What the task requires: Extract every line below, verbatim.

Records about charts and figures
+++++
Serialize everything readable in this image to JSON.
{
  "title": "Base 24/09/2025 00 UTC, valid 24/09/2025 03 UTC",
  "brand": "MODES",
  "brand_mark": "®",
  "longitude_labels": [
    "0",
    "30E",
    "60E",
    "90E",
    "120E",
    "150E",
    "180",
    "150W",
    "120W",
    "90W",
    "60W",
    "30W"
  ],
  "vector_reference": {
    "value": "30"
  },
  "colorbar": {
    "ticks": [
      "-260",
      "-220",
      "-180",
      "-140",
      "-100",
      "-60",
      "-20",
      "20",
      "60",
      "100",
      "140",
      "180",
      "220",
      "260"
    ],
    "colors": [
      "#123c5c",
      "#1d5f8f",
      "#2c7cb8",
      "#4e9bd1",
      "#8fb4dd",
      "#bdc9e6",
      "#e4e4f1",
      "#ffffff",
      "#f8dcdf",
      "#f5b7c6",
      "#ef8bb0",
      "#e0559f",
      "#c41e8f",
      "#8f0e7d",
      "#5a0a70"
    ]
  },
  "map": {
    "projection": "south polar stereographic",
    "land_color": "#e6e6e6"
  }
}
+++++
Expected output:
Serialize everything readable in this image to JSON.
{
  "title": "Base 24/09/2025 00 UTC, valid 24/09/2025 03 UTC",
  "brand": "MODES",
  "brand_mark": "®",
  "longitude_labels": [
    "0",
    "30E",
    "60E",
    "90E",
    "120E",
    "150E",
    "180",
    "150W",
    "120W",
    "90W",
    "60W",
    "30W"
  ],
  "vector_reference": {
    "value": "30"
  },
  "colorbar": {
    "ticks": [
      "-260",
      "-220",
      "-180",
      "-140",
      "-100",
      "-60",
      "-20",
      "20",
      "60",
      "100",
      "140",
      "180",
      "220",
      "260"
    ],
    "colors": [
      "#123c5c",
      "#1d5f8f",
      "#2c7cb8",
      "#4e9bd1",
      "#8fb4dd",
      "#bdc9e6",
      "#e4e4f1",
      "#ffffff",
      "#f8dcdf",
      "#f5b7c6",
      "#ef8bb0",
      "#e0559f",
      "#c41e8f",
      "#8f0e7d",
      "#5a0a70"
    ]
  },
  "map": {
    "projection": "south polar stereographic",
    "land_color": "#e6e6e6"
  }
}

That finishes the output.